═════ SOURCE DOCUMENT ═════

Almost 94% of the students surveyed rely on bursaries or scholarships to study. Many have taken part-time jobs to have some income and don’t spend a lot of time on campus. There is simply no time to spend at a cafeteria chatting with fellow students or to socialise between lectures. They also miss out on the benefits of being full-time students, like visiting the library. One said:

I’m working every weekend now to pay, like, for my food. I work on a wine farm in Stellenbosch. So every Friday I take the taxi home and I work the weekend and then my dad brings me back Sunday night because the hours are long and there is no taxi so late into the city. I take my university work with me and then when it’s quiet and when there is [sic] no customers I would take my bag and quickly do some work.

Unlike their younger, less financially constrained peers, these students tend to make friends only with those they think might advance their own academic success:

I am here to study, not worry about other people’s marks. You need to put yourself with people who know they are doing something positive; people that can help you achieve your goal. You are not here to make friends, friends are a bonus; focus on your marks, you are here for something, focus on that.

═════ INPUT FOR THIS TASK ═════

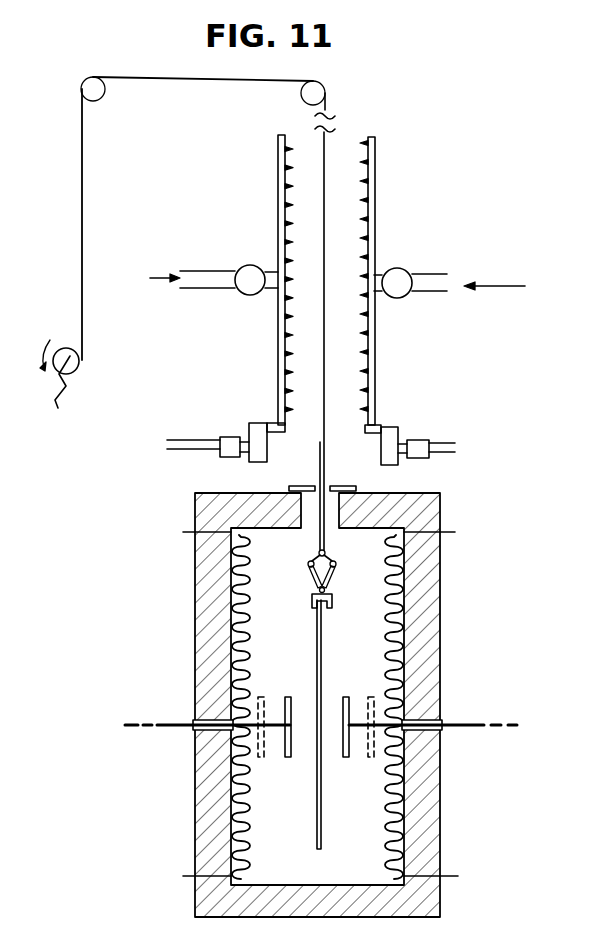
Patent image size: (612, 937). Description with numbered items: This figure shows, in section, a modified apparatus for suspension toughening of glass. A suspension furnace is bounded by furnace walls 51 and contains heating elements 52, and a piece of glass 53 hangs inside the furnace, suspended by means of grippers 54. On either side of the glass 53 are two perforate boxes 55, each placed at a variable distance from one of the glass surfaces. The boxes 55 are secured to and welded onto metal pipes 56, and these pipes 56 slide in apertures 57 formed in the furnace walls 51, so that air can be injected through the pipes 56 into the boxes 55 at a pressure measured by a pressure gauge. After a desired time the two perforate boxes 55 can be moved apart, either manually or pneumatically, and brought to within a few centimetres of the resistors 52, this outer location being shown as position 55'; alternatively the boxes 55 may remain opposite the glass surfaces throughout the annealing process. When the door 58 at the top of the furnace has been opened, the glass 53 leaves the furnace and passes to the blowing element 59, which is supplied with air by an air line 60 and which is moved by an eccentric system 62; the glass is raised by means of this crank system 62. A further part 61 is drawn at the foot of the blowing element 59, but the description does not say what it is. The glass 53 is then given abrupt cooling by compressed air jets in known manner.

The furnace walls 51 is at (432, 620).
The heating elements 52 is at (393, 660).
The piece of glass 53 is at (322, 650).
The grippers 54 is at (325, 558).
The perforate boxes 55 is at (320, 745).
The position of perforate boxes near resistors 55' is at (247, 745).
The metal pipes 56 is at (438, 732).
The apertures 57 is at (428, 722).
The door 58 is at (330, 488).
The blowing element 59 is at (283, 373).
The air line 60 is at (399, 272).
The rack mount 61 is at (258, 428).
The eccentric system 62 is at (83, 228).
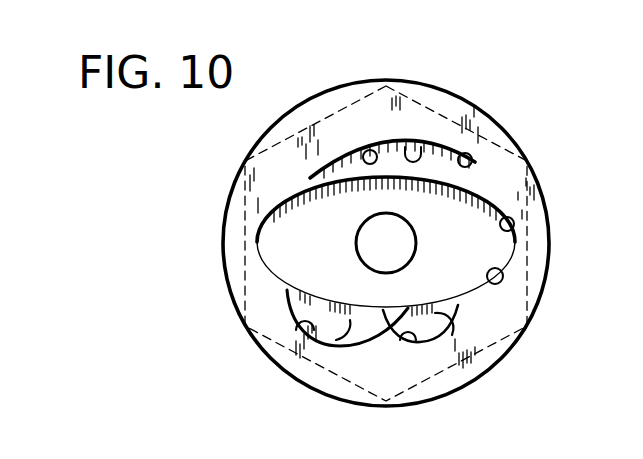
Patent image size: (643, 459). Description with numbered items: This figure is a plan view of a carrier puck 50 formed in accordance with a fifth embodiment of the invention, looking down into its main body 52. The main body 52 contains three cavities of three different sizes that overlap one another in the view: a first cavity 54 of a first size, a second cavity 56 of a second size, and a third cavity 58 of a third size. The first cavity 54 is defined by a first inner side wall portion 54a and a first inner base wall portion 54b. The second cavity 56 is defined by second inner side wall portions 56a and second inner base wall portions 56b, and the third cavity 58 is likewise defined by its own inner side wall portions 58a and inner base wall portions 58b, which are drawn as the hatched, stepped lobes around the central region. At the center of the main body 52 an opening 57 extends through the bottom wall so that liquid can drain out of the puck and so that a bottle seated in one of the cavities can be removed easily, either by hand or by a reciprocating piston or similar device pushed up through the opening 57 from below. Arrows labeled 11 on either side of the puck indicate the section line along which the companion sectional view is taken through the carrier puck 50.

The section line 11- 11 is at (184, 207).
The carrier puck 50 is at (500, 135).
The main body 52 is at (457, 373).
The first cavity 54 is at (497, 265).
The first inner side wall portion 54a is at (503, 215).
The first inner base wall portion 54b is at (523, 195).
The second cavity 56 is at (423, 140).
The second inner side wall portions 56a is at (493, 140).
The second inner base wall portions 56b is at (455, 142).
The opening 57 is at (371, 248).
The third cavity 58 is at (374, 150).
The inner side wall portions of the third cavity 58a is at (330, 147).
The inner base wall portions of the third cavity 58b is at (366, 155).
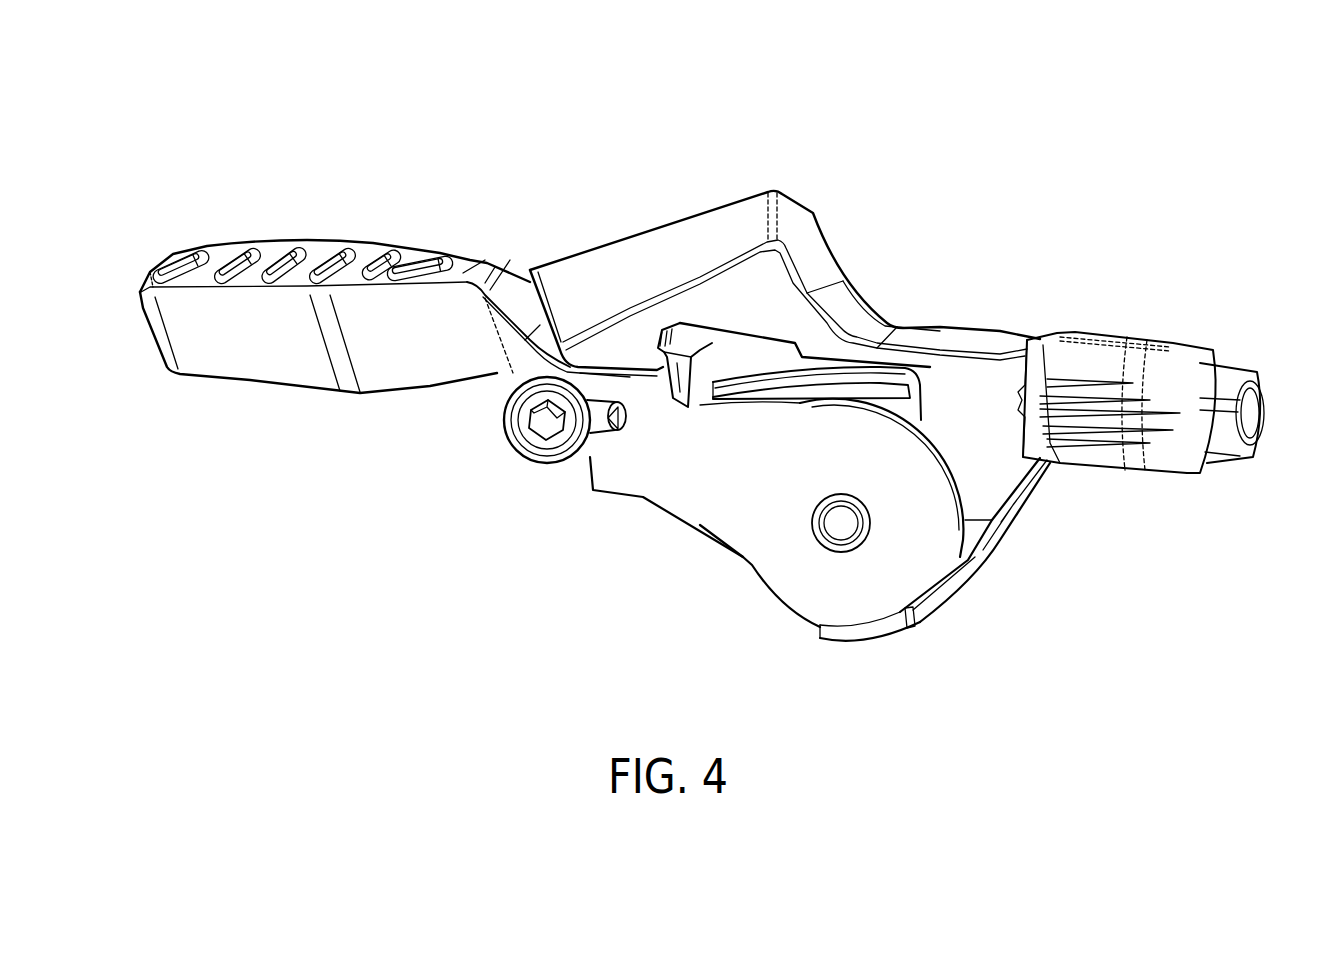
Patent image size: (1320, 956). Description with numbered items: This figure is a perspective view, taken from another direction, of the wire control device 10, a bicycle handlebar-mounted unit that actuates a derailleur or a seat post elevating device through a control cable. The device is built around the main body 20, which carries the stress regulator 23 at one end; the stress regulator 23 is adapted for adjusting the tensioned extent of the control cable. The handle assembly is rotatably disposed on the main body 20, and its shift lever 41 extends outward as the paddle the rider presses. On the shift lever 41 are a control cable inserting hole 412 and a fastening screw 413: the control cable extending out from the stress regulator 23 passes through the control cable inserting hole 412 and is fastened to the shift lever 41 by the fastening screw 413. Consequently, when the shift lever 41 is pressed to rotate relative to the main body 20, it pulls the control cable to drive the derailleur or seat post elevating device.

The wire control device 10 is at (1013, 183).
The main body 20 is at (767, 287).
The stress regulator 23 is at (1180, 453).
The shift lever 41 is at (264, 368).
The control cable inserting hole 412 is at (707, 400).
The fastening screw 413 is at (530, 443).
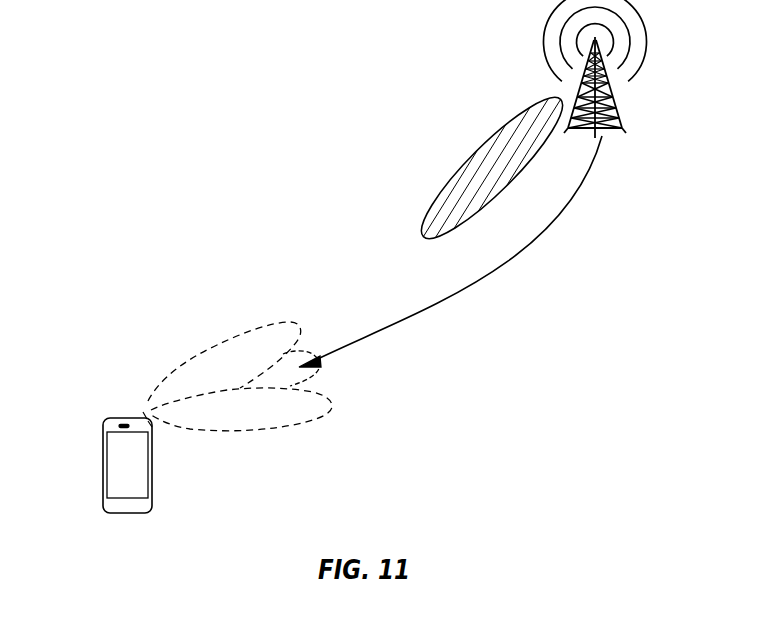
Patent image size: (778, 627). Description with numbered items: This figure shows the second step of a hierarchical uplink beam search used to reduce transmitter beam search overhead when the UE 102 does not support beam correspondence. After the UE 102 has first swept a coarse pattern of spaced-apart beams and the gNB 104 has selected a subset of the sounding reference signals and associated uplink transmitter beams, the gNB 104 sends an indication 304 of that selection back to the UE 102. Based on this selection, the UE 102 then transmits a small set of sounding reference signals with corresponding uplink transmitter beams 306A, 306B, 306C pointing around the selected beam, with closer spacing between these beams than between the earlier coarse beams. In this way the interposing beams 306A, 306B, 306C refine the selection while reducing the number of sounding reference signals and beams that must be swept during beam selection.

The UE 102 is at (103, 470).
The gNB 104 is at (616, 112).
The indication 304 is at (503, 266).
The uplink transmitter beam 306A is at (298, 319).
The uplink transmitter beam 306B is at (318, 372).
The uplink transmitter beam 306C is at (330, 408).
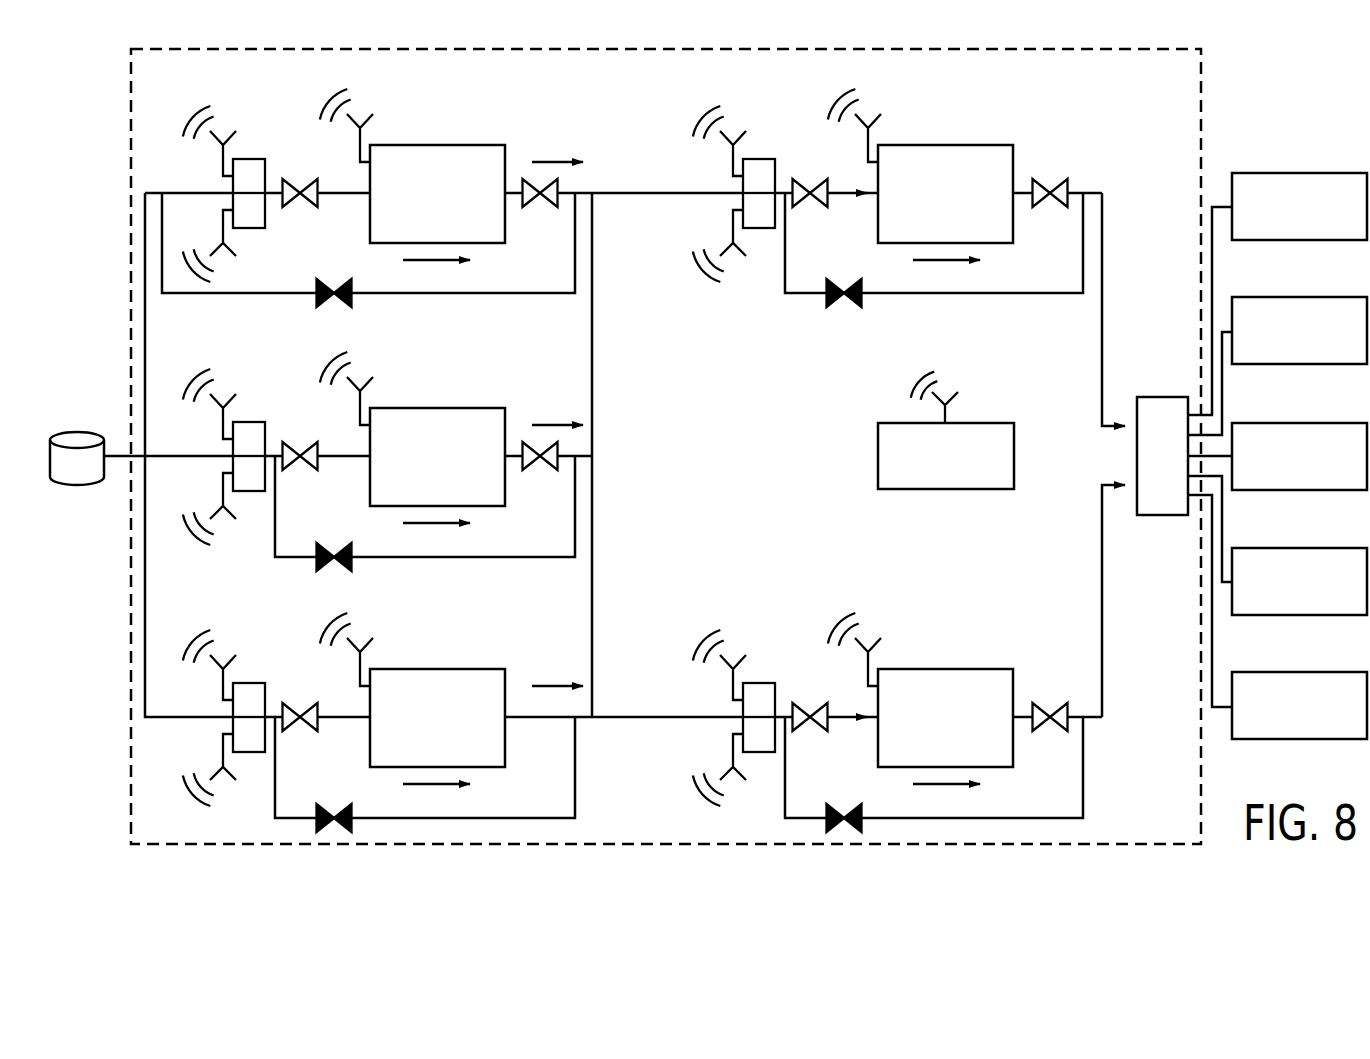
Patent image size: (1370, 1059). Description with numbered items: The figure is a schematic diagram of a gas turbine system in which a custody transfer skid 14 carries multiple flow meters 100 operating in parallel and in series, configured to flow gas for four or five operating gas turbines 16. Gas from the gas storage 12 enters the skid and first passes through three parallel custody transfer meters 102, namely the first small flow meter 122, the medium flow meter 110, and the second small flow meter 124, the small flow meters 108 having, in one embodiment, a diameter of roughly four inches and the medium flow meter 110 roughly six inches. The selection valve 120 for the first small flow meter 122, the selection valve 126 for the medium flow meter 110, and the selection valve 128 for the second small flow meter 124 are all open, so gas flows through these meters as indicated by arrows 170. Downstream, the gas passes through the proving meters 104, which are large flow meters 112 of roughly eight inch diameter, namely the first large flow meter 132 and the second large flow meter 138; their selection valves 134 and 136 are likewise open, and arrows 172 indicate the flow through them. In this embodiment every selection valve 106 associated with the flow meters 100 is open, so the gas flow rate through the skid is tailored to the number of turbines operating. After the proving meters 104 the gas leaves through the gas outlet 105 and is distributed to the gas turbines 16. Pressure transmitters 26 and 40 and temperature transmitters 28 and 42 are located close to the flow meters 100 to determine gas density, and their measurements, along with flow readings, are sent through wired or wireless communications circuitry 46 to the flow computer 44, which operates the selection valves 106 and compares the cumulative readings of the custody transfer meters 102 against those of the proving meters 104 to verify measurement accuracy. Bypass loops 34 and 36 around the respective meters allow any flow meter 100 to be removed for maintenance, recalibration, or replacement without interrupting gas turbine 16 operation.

The gas storage 12 is at (102, 432).
The custody transfer skid 14 is at (131, 192).
The gas turbine 16 is at (1300, 173).
The pressure transmitter 26 is at (248, 159).
The temperature transmitter 28 is at (250, 228).
The bypass loop 34 is at (465, 293).
The bypass loop 36 is at (975, 293).
The pressure transmitter 40 is at (758, 159).
The temperature transmitter 42 is at (760, 228).
The flow computer 44 is at (878, 458).
The communications circuitry 46 is at (950, 413).
The flow meter 100 is at (719, 425).
The custody transfer meter 102 is at (441, 142).
The proving meter 104 is at (951, 142).
The gas outlet 105 is at (1160, 397).
The selection valve 106 is at (298, 210).
The small flow meter 108 is at (412, 145).
The medium flow meter 110 is at (510, 413).
The large flow meter 112 is at (1018, 150).
The selection valve 120 is at (306, 191).
The first small flow meter 122 is at (508, 150).
The second small flow meter 124 is at (414, 669).
The selection valve 126 is at (306, 454).
The selection valve 128 is at (306, 715).
The first large flow meter 132 is at (922, 145).
The selection valve 134 is at (816, 191).
The selection valve 136 is at (816, 715).
The second large flow meter 138 is at (922, 669).
The arrows 170 is at (557, 161).
The arrows 172 is at (941, 262).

═════

PROBLEMS ::
1. Quote the passage on working students word for word, starting with "I’m working every" and continuing through "focus on that.".
2. Print the lines of the entries exactly, starting with the line containing "Patent image size: (1320, 956)." and continuing through the line containing "The fastening screw 413 is at (530, 443).", both included.
The passage and the entries have no connection to each other.

EXPECTED RESPONSES ::
1.
I’m working every weekend now to pay, like, for my food. I work on a wine farm in Stellenbosch. So every Friday I take the taxi home and I work the weekend and then my dad brings me back Sunday night because the hours are long and there is no taxi so late into the city. I take my university work with me and then when it’s quiet and when there is [sic] no customers I would take my bag and quickly do some work.

Unlike their younger, less financially constrained peers, these students tend to make friends only with those they think might advance their own academic success:

I am here to study, not worry about other people’s marks. You need to put yourself with people who know they are doing something positive; people that can help you achieve your goal. You are not here to make friends, friends are a bonus; focus on your marks, you are here for something, focus on that.

2.
Patent image size: (1320, 956). Description with numbered items: This figure is a perspective view, taken from another direction, of the wire control device 10, a bicycle handlebar-mounted unit that actuates a derailleur or a seat post elevating device through a control cable. The device is built around the main body 20, which carries the stress regulator 23 at one end; the stress regulator 23 is adapted for adjusting the tensioned extent of the control cable. The handle assembly is rotatably disposed on the main body 20, and its shift lever 41 extends outward as the paddle the rider presses. On the shift lever 41 are a control cable inserting hole 412 and a fastening screw 413: the control cable extending out from the stress regulator 23 passes through the control cable inserting hole 412 and is fastened to the shift lever 41 by the fastening screw 413. Consequently, when the shift lever 41 is pressed to rotate relative to the main body 20, it pulls the control cable to drive the derailleur or seat post elevating device.

The wire control device 10 is at (1013, 183).
The main body 20 is at (767, 287).
The stress regulator 23 is at (1180, 453).
The shift lever 41 is at (264, 368).
The control cable inserting hole 412 is at (707, 400).
The fastening screw 413 is at (530, 443).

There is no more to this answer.